EXERCISE GOAL
Tally the lines in the listing below that contain "interest" and report the tally alone.

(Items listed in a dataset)
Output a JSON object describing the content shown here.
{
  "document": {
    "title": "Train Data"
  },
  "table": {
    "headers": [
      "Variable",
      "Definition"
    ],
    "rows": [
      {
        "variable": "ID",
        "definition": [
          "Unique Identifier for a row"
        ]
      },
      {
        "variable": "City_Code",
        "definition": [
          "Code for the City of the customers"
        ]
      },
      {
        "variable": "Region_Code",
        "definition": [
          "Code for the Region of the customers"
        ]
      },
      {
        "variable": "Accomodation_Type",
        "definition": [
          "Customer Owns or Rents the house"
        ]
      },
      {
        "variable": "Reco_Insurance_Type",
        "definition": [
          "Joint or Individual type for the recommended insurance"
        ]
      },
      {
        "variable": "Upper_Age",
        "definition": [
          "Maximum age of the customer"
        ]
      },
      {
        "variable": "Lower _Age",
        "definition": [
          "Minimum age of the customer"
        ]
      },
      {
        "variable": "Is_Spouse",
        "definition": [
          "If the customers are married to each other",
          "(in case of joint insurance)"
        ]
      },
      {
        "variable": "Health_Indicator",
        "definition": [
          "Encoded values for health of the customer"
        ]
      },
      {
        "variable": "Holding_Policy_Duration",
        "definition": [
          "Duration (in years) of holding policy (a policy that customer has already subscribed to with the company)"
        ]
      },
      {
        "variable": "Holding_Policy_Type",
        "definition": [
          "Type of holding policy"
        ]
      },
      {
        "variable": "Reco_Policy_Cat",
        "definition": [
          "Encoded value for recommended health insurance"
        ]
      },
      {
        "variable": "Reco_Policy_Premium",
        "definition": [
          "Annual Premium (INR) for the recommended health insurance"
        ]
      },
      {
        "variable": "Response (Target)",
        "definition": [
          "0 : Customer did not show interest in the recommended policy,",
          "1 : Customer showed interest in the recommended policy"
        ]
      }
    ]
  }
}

WRITTEN ANSWER
2